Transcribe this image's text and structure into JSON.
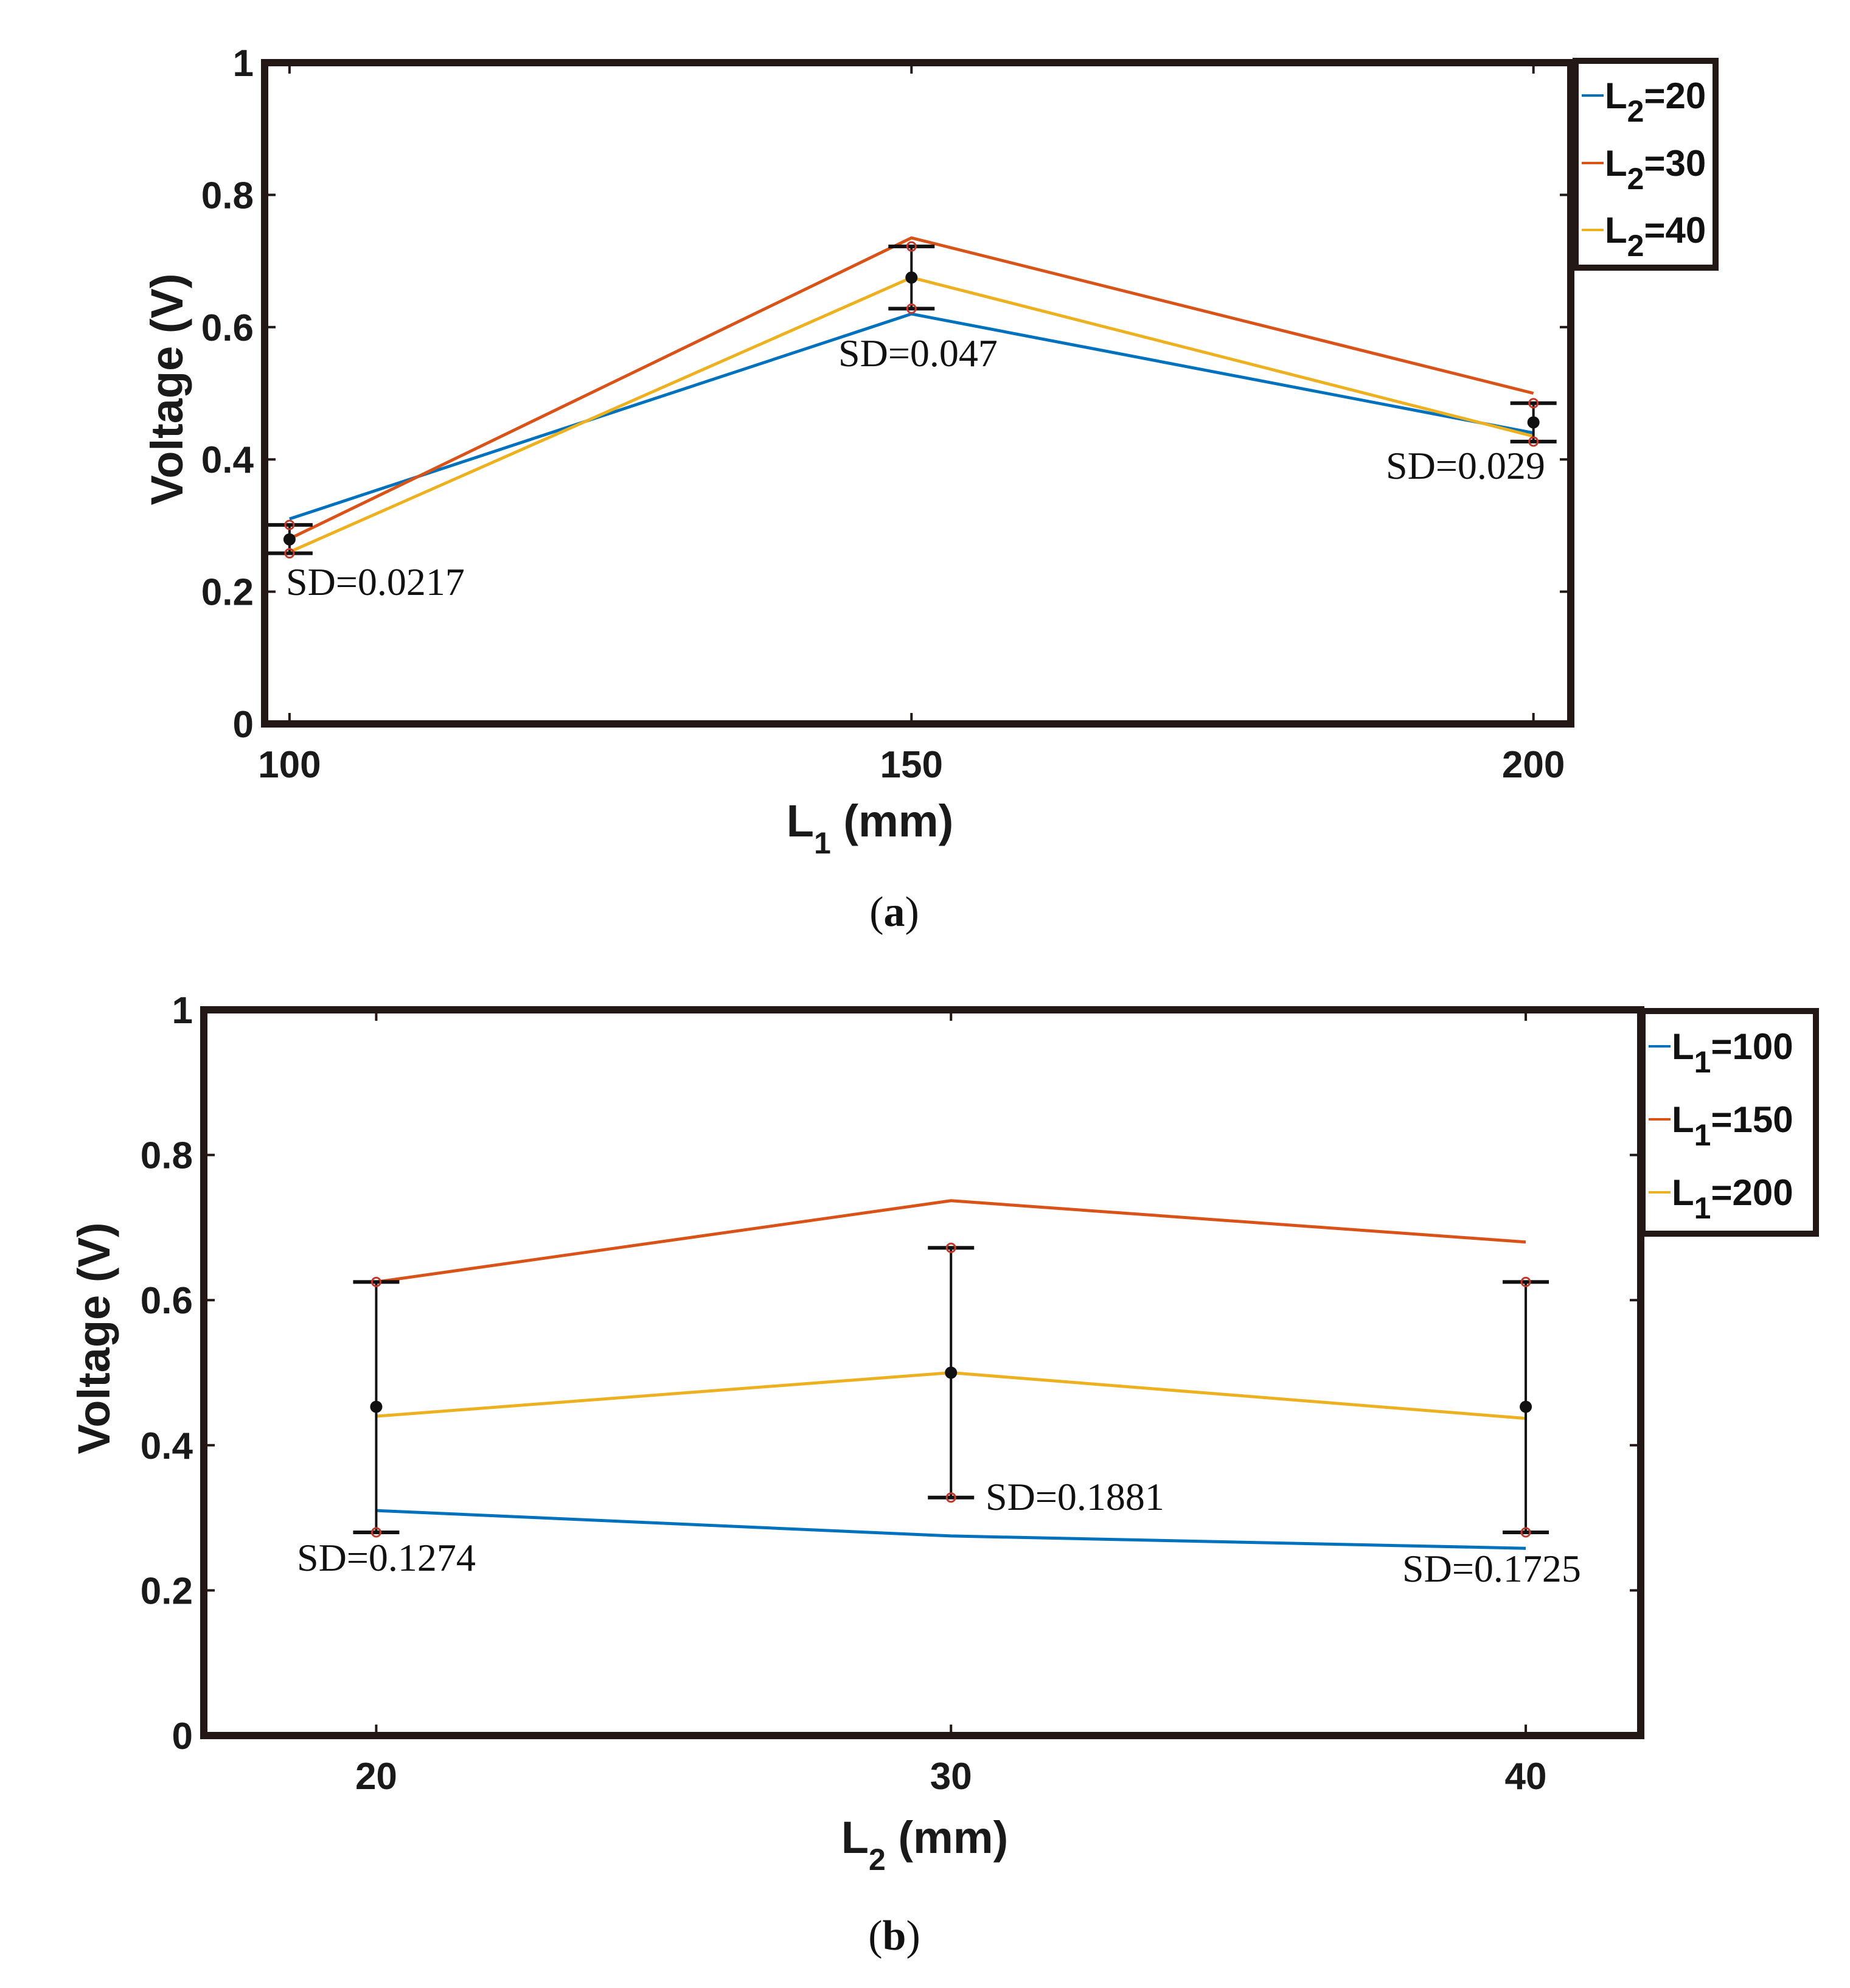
{
  "chart_data": [
    {
      "type": "line",
      "caption_letter": "a",
      "xlabel_main": "L",
      "xlabel_sub": "1",
      "xlabel_unit": " (mm)",
      "ylabel": "Voltage (V)",
      "x": [
        100,
        150,
        200
      ],
      "xticks": [
        "100",
        "150",
        "200"
      ],
      "xlim": [
        98,
        203
      ],
      "ylim": [
        0,
        1
      ],
      "yticks": [
        "0",
        "0.2",
        "0.4",
        "0.6",
        "0.8",
        "1"
      ],
      "series": [
        {
          "name": "20",
          "legend_main": "L",
          "legend_sub": "2",
          "legend_value": "=20",
          "color": "#0072BD",
          "values": [
            0.31,
            0.62,
            0.44
          ]
        },
        {
          "name": "30",
          "legend_main": "L",
          "legend_sub": "2",
          "legend_value": "=30",
          "color": "#D95319",
          "values": [
            0.28,
            0.735,
            0.5
          ]
        },
        {
          "name": "40",
          "legend_main": "L",
          "legend_sub": "2",
          "legend_value": "=40",
          "color": "#EDB120",
          "values": [
            0.26,
            0.675,
            0.435
          ]
        }
      ],
      "error_bars": [
        {
          "x": 100,
          "mean": 0.279,
          "low": 0.258,
          "high": 0.301
        },
        {
          "x": 150,
          "mean": 0.675,
          "low": 0.628,
          "high": 0.722
        },
        {
          "x": 200,
          "mean": 0.456,
          "low": 0.427,
          "high": 0.485
        }
      ],
      "annotations": [
        "SD=0.0217",
        "SD=0.047",
        "SD=0.029"
      ]
    },
    {
      "type": "line",
      "caption_letter": "b",
      "xlabel_main": "L",
      "xlabel_sub": "2",
      "xlabel_unit": " (mm)",
      "ylabel": "Voltage (V)",
      "x": [
        20,
        30,
        40
      ],
      "xticks": [
        "20",
        "30",
        "40"
      ],
      "xlim": [
        17,
        42
      ],
      "ylim": [
        0,
        1
      ],
      "yticks": [
        "0",
        "0.2",
        "0.4",
        "0.6",
        "0.8",
        "1"
      ],
      "series": [
        {
          "name": "100",
          "legend_main": "L",
          "legend_sub": "1",
          "legend_value": "=100",
          "color": "#0072BD",
          "values": [
            0.31,
            0.275,
            0.258
          ]
        },
        {
          "name": "150",
          "legend_main": "L",
          "legend_sub": "1",
          "legend_value": "=150",
          "color": "#D95319",
          "values": [
            0.625,
            0.737,
            0.68
          ]
        },
        {
          "name": "200",
          "legend_main": "L",
          "legend_sub": "1",
          "legend_value": "=200",
          "color": "#EDB120",
          "values": [
            0.44,
            0.5,
            0.437
          ]
        }
      ],
      "error_bars": [
        {
          "x": 20,
          "mean": 0.453,
          "low": 0.28,
          "high": 0.625
        },
        {
          "x": 30,
          "mean": 0.5,
          "low": 0.328,
          "high": 0.672
        },
        {
          "x": 40,
          "mean": 0.453,
          "low": 0.28,
          "high": 0.625
        }
      ],
      "annotations": [
        "SD=0.1274",
        "SD=0.1881",
        "SD=0.1725"
      ]
    }
  ]
}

Exercise objective:
Repeat each record exactly, with the pictures left out.

Reply:
Transcribe this image's text and structure into JSON.
{
  "chart_data": [
    {
      "type": "line",
      "caption_letter": "a",
      "xlabel_main": "L",
      "xlabel_sub": "1",
      "xlabel_unit": " (mm)",
      "ylabel": "Voltage (V)",
      "x": [
        100,
        150,
        200
      ],
      "xticks": [
        "100",
        "150",
        "200"
      ],
      "xlim": [
        98,
        203
      ],
      "ylim": [
        0,
        1
      ],
      "yticks": [
        "0",
        "0.2",
        "0.4",
        "0.6",
        "0.8",
        "1"
      ],
      "series": [
        {
          "name": "20",
          "legend_main": "L",
          "legend_sub": "2",
          "legend_value": "=20",
          "color": "#0072BD",
          "values": [
            0.31,
            0.62,
            0.44
          ]
        },
        {
          "name": "30",
          "legend_main": "L",
          "legend_sub": "2",
          "legend_value": "=30",
          "color": "#D95319",
          "values": [
            0.28,
            0.735,
            0.5
          ]
        },
        {
          "name": "40",
          "legend_main": "L",
          "legend_sub": "2",
          "legend_value": "=40",
          "color": "#EDB120",
          "values": [
            0.26,
            0.675,
            0.435
          ]
        }
      ],
      "error_bars": [
        {
          "x": 100,
          "mean": 0.279,
          "low": 0.258,
          "high": 0.301
        },
        {
          "x": 150,
          "mean": 0.675,
          "low": 0.628,
          "high": 0.722
        },
        {
          "x": 200,
          "mean": 0.456,
          "low": 0.427,
          "high": 0.485
        }
      ],
      "annotations": [
        "SD=0.0217",
        "SD=0.047",
        "SD=0.029"
      ]
    },
    {
      "type": "line",
      "caption_letter": "b",
      "xlabel_main": "L",
      "xlabel_sub": "2",
      "xlabel_unit": " (mm)",
      "ylabel": "Voltage (V)",
      "x": [
        20,
        30,
        40
      ],
      "xticks": [
        "20",
        "30",
        "40"
      ],
      "xlim": [
        17,
        42
      ],
      "ylim": [
        0,
        1
      ],
      "yticks": [
        "0",
        "0.2",
        "0.4",
        "0.6",
        "0.8",
        "1"
      ],
      "series": [
        {
          "name": "100",
          "legend_main": "L",
          "legend_sub": "1",
          "legend_value": "=100",
          "color": "#0072BD",
          "values": [
            0.31,
            0.275,
            0.258
          ]
        },
        {
          "name": "150",
          "legend_main": "L",
          "legend_sub": "1",
          "legend_value": "=150",
          "color": "#D95319",
          "values": [
            0.625,
            0.737,
            0.68
          ]
        },
        {
          "name": "200",
          "legend_main": "L",
          "legend_sub": "1",
          "legend_value": "=200",
          "color": "#EDB120",
          "values": [
            0.44,
            0.5,
            0.437
          ]
        }
      ],
      "error_bars": [
        {
          "x": 20,
          "mean": 0.453,
          "low": 0.28,
          "high": 0.625
        },
        {
          "x": 30,
          "mean": 0.5,
          "low": 0.328,
          "high": 0.672
        },
        {
          "x": 40,
          "mean": 0.453,
          "low": 0.28,
          "high": 0.625
        }
      ],
      "annotations": [
        "SD=0.1274",
        "SD=0.1881",
        "SD=0.1725"
      ]
    }
  ]
}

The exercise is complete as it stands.